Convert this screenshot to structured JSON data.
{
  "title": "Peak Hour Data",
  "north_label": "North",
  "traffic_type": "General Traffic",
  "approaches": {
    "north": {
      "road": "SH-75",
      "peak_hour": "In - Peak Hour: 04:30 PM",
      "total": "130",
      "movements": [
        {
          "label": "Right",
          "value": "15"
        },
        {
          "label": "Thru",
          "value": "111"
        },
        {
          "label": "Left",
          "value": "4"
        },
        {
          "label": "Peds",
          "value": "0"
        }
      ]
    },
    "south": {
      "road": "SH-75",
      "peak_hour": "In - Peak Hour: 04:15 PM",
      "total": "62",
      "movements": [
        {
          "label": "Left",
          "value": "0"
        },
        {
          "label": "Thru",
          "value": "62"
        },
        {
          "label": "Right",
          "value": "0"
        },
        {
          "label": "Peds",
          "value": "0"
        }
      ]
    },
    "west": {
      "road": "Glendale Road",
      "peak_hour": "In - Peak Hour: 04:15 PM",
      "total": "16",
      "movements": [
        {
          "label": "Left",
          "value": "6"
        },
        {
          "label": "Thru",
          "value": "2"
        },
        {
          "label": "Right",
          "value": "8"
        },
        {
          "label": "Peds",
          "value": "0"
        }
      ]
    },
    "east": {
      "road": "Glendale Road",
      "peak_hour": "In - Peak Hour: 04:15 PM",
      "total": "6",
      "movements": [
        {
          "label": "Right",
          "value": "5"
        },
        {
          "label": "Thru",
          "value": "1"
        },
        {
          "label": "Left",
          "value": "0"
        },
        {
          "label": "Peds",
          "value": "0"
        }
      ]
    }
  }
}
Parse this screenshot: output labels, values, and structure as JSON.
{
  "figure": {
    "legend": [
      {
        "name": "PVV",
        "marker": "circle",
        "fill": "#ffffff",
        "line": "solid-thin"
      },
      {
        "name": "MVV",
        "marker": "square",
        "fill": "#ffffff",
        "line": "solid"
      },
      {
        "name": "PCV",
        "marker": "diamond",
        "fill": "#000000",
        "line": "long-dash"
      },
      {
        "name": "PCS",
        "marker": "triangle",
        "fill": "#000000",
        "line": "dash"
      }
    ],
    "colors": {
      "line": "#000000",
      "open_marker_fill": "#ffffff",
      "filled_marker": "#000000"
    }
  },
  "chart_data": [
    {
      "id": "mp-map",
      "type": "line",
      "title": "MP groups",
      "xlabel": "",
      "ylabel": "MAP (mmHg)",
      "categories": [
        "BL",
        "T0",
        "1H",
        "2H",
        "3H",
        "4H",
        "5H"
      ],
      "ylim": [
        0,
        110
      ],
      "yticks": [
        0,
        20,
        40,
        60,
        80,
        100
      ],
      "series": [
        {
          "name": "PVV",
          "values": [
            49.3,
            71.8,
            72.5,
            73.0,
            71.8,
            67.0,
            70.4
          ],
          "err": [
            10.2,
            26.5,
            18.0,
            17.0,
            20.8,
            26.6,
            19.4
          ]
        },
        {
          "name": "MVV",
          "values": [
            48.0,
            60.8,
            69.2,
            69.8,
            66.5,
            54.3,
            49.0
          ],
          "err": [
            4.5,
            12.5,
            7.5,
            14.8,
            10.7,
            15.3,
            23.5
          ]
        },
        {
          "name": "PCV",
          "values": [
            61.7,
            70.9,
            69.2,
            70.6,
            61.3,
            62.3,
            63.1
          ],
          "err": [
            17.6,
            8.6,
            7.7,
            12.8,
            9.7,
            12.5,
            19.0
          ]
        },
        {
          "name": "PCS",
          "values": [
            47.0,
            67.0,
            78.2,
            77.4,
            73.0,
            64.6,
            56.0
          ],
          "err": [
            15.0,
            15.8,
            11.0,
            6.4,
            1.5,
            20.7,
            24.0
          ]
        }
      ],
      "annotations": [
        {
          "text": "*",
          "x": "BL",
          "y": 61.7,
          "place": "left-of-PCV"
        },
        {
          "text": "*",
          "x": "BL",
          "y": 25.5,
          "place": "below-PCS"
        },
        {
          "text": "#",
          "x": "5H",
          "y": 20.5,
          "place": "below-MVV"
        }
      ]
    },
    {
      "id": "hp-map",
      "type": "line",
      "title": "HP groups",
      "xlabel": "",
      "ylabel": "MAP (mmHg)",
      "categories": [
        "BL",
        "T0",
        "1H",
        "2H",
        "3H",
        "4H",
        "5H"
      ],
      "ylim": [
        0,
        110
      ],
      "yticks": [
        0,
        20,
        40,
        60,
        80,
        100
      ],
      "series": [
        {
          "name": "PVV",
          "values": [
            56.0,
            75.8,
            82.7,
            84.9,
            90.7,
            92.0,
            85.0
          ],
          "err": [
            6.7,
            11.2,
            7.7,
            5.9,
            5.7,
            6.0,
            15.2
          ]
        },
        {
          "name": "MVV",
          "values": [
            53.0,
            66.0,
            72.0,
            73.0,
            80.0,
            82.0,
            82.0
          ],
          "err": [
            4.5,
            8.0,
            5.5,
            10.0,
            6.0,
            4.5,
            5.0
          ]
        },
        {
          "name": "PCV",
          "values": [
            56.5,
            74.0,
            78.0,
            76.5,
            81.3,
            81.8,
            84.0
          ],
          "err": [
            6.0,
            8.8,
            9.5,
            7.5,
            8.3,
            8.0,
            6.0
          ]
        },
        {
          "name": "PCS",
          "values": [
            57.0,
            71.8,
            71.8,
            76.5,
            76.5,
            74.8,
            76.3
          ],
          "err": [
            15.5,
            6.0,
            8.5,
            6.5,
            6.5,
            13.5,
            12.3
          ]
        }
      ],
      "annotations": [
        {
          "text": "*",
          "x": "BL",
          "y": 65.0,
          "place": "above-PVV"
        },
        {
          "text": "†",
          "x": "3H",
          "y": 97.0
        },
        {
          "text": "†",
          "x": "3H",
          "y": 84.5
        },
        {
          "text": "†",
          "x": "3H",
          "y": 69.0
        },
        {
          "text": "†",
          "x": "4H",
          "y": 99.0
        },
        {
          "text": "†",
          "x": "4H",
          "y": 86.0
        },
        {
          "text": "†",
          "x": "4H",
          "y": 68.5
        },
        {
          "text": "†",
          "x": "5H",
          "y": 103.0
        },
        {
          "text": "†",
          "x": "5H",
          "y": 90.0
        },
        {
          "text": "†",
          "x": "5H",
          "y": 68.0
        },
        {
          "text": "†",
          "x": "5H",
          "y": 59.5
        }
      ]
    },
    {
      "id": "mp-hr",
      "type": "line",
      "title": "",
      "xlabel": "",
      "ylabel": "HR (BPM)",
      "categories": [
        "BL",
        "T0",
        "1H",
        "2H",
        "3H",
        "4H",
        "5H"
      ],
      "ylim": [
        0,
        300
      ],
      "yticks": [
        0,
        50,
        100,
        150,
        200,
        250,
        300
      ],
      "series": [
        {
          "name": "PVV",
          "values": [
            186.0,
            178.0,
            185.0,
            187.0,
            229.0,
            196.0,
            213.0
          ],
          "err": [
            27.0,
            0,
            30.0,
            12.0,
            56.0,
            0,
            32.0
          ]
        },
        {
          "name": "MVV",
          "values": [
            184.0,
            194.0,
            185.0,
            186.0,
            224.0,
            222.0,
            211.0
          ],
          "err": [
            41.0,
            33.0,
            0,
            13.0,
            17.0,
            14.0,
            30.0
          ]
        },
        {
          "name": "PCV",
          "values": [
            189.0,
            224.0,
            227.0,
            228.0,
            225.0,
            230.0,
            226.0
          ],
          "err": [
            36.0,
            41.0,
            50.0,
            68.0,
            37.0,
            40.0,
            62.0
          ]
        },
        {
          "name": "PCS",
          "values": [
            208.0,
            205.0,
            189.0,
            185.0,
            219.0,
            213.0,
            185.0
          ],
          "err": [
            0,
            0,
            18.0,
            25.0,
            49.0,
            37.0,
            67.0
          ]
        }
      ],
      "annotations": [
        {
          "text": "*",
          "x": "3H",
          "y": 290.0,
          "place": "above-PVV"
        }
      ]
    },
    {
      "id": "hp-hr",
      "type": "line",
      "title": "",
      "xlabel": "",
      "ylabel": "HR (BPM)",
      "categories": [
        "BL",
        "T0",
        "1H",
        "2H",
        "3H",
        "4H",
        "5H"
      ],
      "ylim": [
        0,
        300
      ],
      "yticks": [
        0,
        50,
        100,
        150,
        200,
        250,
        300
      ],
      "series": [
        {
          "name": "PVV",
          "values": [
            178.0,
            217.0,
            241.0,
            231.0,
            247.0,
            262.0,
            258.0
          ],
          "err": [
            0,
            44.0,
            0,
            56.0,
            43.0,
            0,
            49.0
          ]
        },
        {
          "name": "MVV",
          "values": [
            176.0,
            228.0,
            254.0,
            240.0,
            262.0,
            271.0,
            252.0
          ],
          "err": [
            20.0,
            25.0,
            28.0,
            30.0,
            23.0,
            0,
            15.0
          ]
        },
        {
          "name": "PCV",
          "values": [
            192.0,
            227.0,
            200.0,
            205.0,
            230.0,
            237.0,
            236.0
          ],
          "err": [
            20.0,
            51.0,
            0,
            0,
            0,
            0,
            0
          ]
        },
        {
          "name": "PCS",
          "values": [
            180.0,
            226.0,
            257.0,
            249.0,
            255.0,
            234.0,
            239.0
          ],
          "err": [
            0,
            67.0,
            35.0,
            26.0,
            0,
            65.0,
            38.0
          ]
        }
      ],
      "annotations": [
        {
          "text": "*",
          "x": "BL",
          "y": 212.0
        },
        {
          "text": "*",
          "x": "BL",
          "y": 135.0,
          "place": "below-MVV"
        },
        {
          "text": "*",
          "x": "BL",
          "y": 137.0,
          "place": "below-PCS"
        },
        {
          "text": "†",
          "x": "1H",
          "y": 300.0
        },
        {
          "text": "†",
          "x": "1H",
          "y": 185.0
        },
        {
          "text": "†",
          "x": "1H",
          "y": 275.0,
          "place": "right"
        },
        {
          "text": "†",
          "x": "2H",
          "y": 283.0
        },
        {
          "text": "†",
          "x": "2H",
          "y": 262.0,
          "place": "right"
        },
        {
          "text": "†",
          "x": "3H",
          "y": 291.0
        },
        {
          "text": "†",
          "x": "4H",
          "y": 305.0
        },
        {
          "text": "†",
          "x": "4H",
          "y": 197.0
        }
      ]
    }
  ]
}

WHAT THE EXERCISE ASKS ->
Gather every line from the entries above where the word "this" appears, and copy them.

EXERCISE ANSWER ->
Convert this screenshot to structured JSON data.
Parse this screenshot: output labels, values, and structure as JSON.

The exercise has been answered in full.